Look through the data below. Collect every line where the word "Dutch" occurs.
::: DATA TO PROCESS
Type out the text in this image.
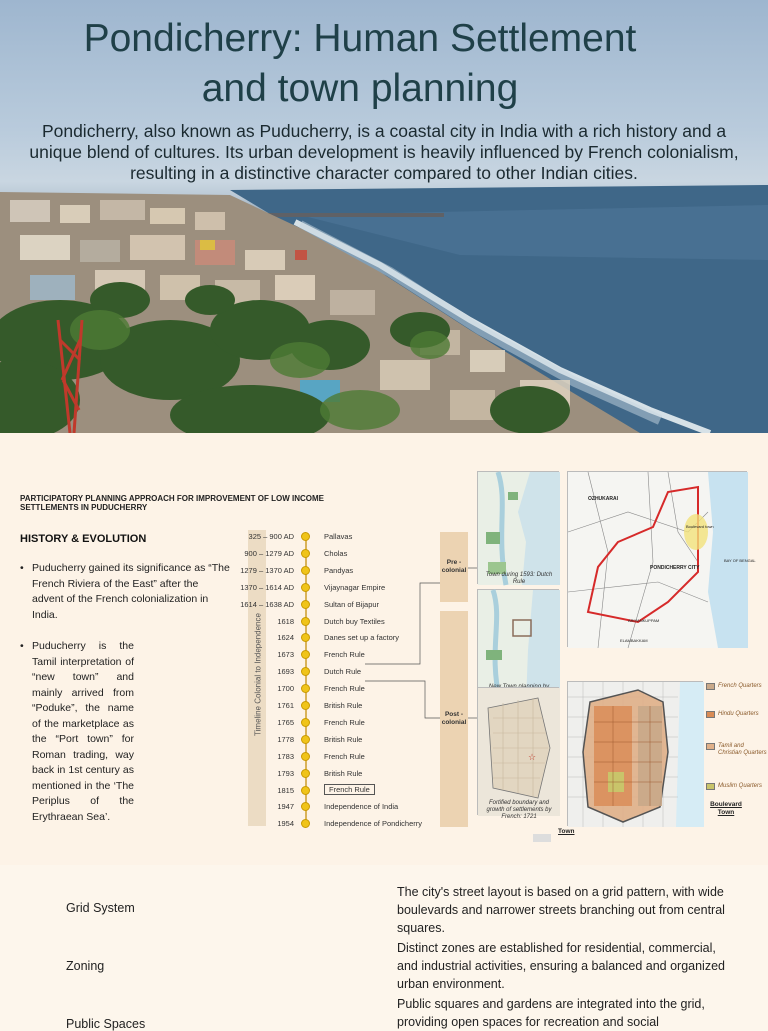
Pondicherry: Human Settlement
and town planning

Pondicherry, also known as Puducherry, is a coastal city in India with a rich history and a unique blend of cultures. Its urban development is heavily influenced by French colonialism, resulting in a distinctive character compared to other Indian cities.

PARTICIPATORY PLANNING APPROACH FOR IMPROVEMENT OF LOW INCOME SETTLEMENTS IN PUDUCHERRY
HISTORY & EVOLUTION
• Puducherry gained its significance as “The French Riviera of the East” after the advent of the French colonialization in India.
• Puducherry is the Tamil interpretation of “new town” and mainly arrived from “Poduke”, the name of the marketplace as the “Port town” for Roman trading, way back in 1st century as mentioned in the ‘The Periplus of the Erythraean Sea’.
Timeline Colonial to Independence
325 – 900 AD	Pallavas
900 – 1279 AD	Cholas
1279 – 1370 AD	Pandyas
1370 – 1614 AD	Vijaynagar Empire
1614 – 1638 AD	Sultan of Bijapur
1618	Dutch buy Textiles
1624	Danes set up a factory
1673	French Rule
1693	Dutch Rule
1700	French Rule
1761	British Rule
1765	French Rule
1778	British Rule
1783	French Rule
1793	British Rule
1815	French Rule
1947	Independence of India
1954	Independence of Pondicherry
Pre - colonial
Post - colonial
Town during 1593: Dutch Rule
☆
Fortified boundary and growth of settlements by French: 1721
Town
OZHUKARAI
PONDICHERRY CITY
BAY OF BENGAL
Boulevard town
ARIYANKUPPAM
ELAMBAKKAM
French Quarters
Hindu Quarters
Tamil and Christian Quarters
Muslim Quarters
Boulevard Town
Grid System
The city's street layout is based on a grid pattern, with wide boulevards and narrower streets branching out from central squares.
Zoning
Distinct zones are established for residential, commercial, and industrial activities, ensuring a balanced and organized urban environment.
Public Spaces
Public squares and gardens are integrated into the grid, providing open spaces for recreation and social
::::::
::: DATA TO PROCESS
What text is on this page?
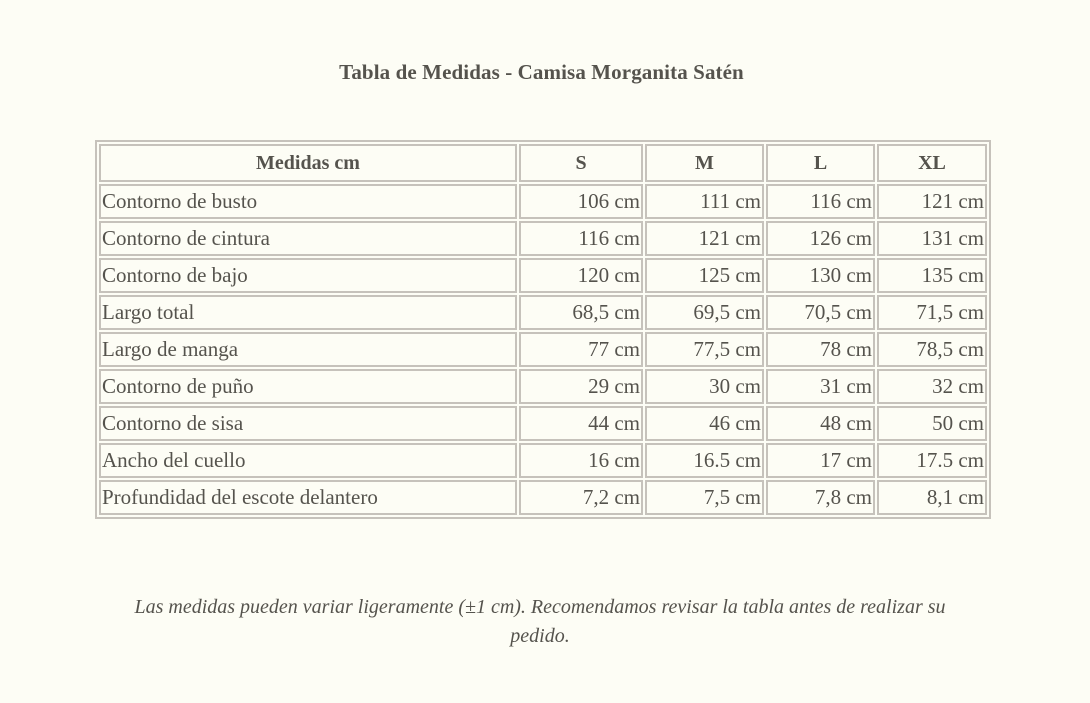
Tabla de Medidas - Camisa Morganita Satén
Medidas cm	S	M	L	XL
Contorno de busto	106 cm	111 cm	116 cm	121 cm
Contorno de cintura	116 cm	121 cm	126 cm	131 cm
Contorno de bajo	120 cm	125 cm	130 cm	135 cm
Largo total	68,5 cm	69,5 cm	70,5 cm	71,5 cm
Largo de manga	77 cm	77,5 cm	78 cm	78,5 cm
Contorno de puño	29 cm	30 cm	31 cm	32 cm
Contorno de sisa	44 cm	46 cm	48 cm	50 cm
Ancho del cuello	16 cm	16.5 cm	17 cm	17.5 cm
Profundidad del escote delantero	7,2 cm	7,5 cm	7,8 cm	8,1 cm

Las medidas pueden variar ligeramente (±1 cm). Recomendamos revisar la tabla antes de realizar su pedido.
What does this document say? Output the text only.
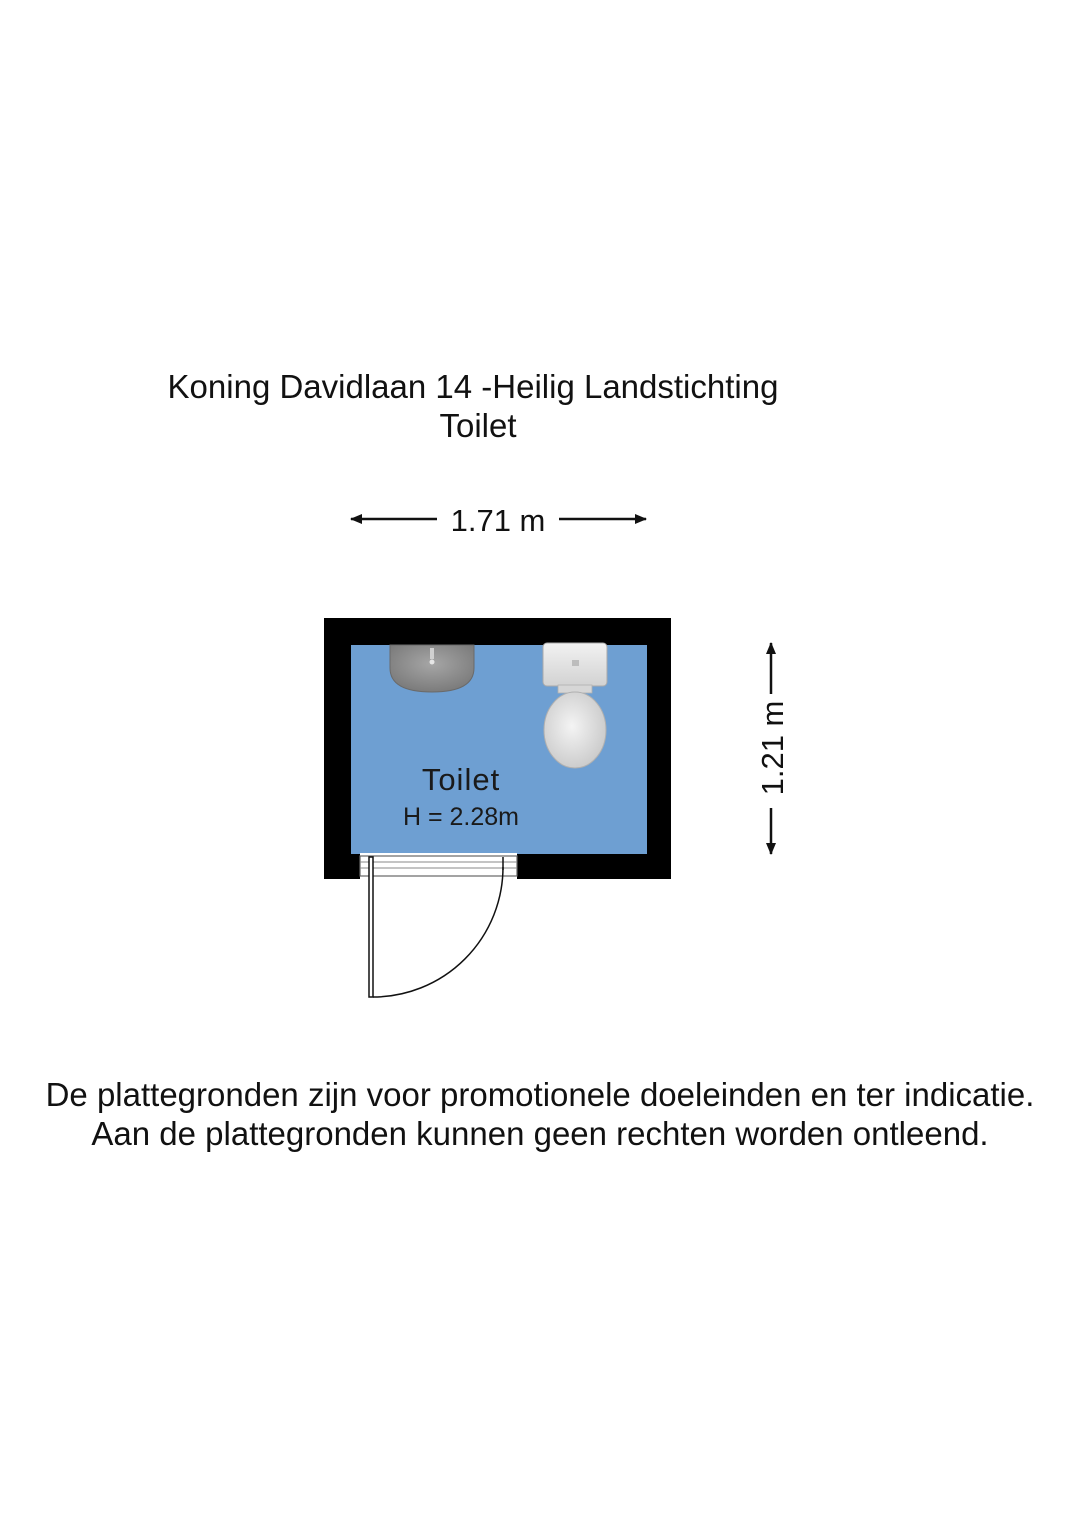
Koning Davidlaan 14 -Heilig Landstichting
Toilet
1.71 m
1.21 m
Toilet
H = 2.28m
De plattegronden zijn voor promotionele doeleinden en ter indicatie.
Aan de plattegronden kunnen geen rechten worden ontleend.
::::::
# EXERCISE SOLUTION:
1618	Dutch buy Textiles
1693	Dutch Rule
Town during 1593: Dutch Rule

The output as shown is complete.